REQUIREMENT:
Your task is to output the listing word for word, with pictures excluded.

________________

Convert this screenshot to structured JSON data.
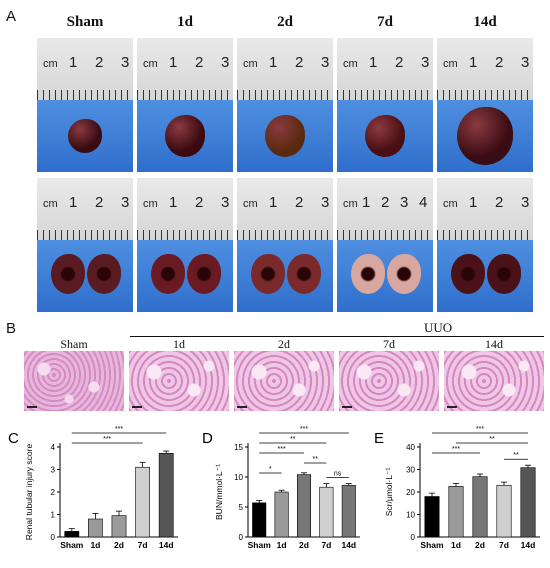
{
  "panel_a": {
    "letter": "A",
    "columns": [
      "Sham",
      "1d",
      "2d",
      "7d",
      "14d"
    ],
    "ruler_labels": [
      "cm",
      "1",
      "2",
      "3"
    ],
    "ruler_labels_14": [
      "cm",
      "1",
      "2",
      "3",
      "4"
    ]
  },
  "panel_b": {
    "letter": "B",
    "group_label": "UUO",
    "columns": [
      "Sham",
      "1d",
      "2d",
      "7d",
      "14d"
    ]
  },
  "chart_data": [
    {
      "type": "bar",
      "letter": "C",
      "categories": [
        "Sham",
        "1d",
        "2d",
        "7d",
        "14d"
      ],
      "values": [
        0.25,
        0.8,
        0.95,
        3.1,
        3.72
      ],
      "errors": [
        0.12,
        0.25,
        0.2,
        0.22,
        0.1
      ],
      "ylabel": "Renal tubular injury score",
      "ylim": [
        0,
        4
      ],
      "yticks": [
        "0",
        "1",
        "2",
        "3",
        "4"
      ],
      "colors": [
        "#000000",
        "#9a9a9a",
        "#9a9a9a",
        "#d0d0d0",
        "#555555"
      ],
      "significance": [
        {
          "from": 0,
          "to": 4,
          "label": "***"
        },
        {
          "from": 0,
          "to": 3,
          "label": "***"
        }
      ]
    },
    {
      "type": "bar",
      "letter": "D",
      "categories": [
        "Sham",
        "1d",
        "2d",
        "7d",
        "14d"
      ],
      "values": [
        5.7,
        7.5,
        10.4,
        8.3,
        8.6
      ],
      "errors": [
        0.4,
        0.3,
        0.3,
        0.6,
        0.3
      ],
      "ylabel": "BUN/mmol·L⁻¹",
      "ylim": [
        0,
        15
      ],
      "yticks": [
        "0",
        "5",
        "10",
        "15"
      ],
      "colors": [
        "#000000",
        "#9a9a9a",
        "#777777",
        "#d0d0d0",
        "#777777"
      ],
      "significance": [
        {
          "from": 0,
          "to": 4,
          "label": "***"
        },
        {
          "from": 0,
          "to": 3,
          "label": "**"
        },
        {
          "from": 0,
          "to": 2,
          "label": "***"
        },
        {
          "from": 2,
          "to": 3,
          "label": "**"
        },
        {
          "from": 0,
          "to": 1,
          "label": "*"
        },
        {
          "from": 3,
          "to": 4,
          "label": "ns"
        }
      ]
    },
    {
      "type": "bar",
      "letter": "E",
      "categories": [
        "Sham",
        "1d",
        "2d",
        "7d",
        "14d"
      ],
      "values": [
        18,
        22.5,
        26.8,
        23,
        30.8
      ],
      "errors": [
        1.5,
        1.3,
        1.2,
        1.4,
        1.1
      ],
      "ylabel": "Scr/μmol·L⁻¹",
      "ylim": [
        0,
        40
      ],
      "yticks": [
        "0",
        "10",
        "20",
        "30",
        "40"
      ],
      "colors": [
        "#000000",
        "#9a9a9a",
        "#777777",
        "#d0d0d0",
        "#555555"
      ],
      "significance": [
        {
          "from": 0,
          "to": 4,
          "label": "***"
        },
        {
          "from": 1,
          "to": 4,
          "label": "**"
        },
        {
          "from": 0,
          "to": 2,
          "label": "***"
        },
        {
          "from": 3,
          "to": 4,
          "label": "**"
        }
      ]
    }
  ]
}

________________

ANSWER IN FULL:
Convert this screenshot to structured JSON data.
{
  "panel_a": {
    "letter": "A",
    "columns": [
      "Sham",
      "1d",
      "2d",
      "7d",
      "14d"
    ],
    "ruler_labels": [
      "cm",
      "1",
      "2",
      "3"
    ],
    "ruler_labels_14": [
      "cm",
      "1",
      "2",
      "3",
      "4"
    ]
  },
  "panel_b": {
    "letter": "B",
    "group_label": "UUO",
    "columns": [
      "Sham",
      "1d",
      "2d",
      "7d",
      "14d"
    ]
  },
  "chart_data": [
    {
      "type": "bar",
      "letter": "C",
      "categories": [
        "Sham",
        "1d",
        "2d",
        "7d",
        "14d"
      ],
      "values": [
        0.25,
        0.8,
        0.95,
        3.1,
        3.72
      ],
      "errors": [
        0.12,
        0.25,
        0.2,
        0.22,
        0.1
      ],
      "ylabel": "Renal tubular injury score",
      "ylim": [
        0,
        4
      ],
      "yticks": [
        "0",
        "1",
        "2",
        "3",
        "4"
      ],
      "colors": [
        "#000000",
        "#9a9a9a",
        "#9a9a9a",
        "#d0d0d0",
        "#555555"
      ],
      "significance": [
        {
          "from": 0,
          "to": 4,
          "label": "***"
        },
        {
          "from": 0,
          "to": 3,
          "label": "***"
        }
      ]
    },
    {
      "type": "bar",
      "letter": "D",
      "categories": [
        "Sham",
        "1d",
        "2d",
        "7d",
        "14d"
      ],
      "values": [
        5.7,
        7.5,
        10.4,
        8.3,
        8.6
      ],
      "errors": [
        0.4,
        0.3,
        0.3,
        0.6,
        0.3
      ],
      "ylabel": "BUN/mmol·L⁻¹",
      "ylim": [
        0,
        15
      ],
      "yticks": [
        "0",
        "5",
        "10",
        "15"
      ],
      "colors": [
        "#000000",
        "#9a9a9a",
        "#777777",
        "#d0d0d0",
        "#777777"
      ],
      "significance": [
        {
          "from": 0,
          "to": 4,
          "label": "***"
        },
        {
          "from": 0,
          "to": 3,
          "label": "**"
        },
        {
          "from": 0,
          "to": 2,
          "label": "***"
        },
        {
          "from": 2,
          "to": 3,
          "label": "**"
        },
        {
          "from": 0,
          "to": 1,
          "label": "*"
        },
        {
          "from": 3,
          "to": 4,
          "label": "ns"
        }
      ]
    },
    {
      "type": "bar",
      "letter": "E",
      "categories": [
        "Sham",
        "1d",
        "2d",
        "7d",
        "14d"
      ],
      "values": [
        18,
        22.5,
        26.8,
        23,
        30.8
      ],
      "errors": [
        1.5,
        1.3,
        1.2,
        1.4,
        1.1
      ],
      "ylabel": "Scr/μmol·L⁻¹",
      "ylim": [
        0,
        40
      ],
      "yticks": [
        "0",
        "10",
        "20",
        "30",
        "40"
      ],
      "colors": [
        "#000000",
        "#9a9a9a",
        "#777777",
        "#d0d0d0",
        "#555555"
      ],
      "significance": [
        {
          "from": 0,
          "to": 4,
          "label": "***"
        },
        {
          "from": 1,
          "to": 4,
          "label": "**"
        },
        {
          "from": 0,
          "to": 2,
          "label": "***"
        },
        {
          "from": 3,
          "to": 4,
          "label": "**"
        }
      ]
    }
  ]
}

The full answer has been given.